Революция всегда обещает всем очень многое, но никогда не исполняет своих обещаний. Случается, что она задерживается на полпути, выстраивая правовое государство, основанное на компромиссах. И тогда революционеры чувствуют себя отторгнутыми, а толпа – обманутой. Но случается и так, что события развиваются дальше – и тогда нарождаются кровавый хаос и жестокая диктатура. Ничего подобного в Польше не произошло. На смену самопроизвольной логике революции пришла хорошо запрограммированная логика коммунистической диктатуры и военного переворота. И только художник сумел перевести скрытые страхи польской “Солидарности” на язык рефлексии по поводу революции – великого и страшного опыта последний столетий.
Анджей Вайда после введения военного положения в декабре 1981 года был одним из наиболее известных деятелей культуры, связанных с демократической оппозицией. Он подписывал письма протеста, участвовал в работе оппозиционных организаций. Закономерным итогом этого было его избрание в 1989 году “солидаристским” сенатором.
Он не был ни политиком, ни политическим теоретиком. Но был художником, который не уклонялся от ответственности в решающей политической ситуации.

--

- [Что сделать]:
1. Повторите дословно фрагмент текста для разбора: всё от слов "Анджей Вайда после" и вниз до слов "решающей политической ситуации.".
2. В каком году, согласно тексту для разбора, Анджей Вайда был избран сенатором?

- [Исходные материалы]:
--

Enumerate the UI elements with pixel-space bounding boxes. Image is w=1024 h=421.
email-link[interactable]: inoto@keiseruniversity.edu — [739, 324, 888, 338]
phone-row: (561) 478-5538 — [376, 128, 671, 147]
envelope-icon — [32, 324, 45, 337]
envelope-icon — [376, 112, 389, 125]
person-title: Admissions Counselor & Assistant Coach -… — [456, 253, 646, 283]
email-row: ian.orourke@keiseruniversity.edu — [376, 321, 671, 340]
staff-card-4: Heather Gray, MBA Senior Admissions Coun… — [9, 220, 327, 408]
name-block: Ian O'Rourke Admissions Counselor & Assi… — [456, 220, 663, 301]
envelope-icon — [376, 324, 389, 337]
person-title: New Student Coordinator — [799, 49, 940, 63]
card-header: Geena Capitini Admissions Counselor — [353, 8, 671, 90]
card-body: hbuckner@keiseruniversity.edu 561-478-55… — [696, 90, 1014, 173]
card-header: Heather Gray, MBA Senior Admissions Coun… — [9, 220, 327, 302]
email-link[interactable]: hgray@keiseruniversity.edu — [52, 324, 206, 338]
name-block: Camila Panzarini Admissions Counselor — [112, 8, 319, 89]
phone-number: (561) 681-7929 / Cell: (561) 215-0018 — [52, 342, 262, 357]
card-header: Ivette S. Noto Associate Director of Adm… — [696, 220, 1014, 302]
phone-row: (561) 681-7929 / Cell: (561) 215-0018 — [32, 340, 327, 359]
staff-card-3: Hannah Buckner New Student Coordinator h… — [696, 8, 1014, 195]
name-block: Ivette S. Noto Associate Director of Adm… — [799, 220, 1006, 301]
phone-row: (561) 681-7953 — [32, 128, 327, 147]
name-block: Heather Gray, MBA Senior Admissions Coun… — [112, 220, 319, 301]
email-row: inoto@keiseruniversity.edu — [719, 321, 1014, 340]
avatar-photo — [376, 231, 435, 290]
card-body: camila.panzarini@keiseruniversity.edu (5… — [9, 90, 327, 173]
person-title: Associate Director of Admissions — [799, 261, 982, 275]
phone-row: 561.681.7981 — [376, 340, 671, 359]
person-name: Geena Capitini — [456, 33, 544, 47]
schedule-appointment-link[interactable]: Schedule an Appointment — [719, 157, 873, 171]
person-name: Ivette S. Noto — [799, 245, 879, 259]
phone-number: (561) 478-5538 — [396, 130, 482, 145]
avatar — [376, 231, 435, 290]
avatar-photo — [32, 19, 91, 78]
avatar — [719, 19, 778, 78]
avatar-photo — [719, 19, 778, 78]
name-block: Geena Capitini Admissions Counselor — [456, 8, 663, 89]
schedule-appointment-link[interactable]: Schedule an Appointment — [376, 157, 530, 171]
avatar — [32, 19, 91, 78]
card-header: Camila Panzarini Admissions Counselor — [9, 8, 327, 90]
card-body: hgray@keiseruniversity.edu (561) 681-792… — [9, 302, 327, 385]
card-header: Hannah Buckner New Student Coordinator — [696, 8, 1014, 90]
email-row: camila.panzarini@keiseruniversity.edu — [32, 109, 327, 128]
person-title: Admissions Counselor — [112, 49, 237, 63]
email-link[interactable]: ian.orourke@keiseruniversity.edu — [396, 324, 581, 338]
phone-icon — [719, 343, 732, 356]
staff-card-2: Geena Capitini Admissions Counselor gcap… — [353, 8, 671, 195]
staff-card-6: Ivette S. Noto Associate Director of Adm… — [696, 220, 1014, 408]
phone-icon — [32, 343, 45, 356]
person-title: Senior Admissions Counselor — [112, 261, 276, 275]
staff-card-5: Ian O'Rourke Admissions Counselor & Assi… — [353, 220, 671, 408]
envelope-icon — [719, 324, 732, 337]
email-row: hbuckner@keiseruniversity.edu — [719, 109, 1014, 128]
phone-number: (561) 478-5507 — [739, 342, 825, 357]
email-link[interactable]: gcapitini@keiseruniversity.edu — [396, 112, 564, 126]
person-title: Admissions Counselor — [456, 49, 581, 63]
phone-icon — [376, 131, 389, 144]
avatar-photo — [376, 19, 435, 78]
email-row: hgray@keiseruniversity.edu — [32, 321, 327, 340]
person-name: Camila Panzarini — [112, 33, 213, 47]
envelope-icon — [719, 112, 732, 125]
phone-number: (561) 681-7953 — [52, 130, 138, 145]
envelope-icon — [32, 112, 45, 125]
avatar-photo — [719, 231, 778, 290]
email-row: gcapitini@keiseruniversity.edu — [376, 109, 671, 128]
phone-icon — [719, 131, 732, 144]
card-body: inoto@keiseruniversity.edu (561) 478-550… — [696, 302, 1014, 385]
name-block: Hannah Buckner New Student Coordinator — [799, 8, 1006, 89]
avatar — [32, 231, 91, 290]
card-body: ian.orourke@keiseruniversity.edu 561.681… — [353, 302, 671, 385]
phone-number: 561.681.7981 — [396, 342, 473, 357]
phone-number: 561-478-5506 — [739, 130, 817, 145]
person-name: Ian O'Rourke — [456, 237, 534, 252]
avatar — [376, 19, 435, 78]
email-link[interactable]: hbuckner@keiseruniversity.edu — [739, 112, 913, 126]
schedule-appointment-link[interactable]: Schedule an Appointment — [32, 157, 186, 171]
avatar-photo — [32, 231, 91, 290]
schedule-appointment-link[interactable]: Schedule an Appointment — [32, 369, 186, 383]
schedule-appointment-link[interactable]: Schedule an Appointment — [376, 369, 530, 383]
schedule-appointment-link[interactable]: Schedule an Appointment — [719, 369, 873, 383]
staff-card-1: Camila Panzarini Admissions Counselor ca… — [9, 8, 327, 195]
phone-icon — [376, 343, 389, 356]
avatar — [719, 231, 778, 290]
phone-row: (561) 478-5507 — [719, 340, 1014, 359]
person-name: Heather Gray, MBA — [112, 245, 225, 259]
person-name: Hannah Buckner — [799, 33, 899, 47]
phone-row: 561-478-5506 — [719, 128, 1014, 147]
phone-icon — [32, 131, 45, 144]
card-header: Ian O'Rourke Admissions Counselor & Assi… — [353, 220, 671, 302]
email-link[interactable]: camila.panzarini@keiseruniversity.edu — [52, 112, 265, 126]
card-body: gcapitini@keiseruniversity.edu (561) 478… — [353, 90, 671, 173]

--

- [Ответы к заданиям]:
1.
Анджей Вайда после введения военного положения в декабре 1981 года был одним из наиболее известных деятелей культуры, связанных с демократической оппозицией. Он подписывал письма протеста, участвовал в работе оппозиционных организаций. Закономерным итогом этого было его избрание в 1989 году “солидаристским” сенатором.
Он не был ни политиком, ни политическим теоретиком. Но был художником, который не уклонялся от ответственности в решающей политической ситуации.

2. В 1989 году.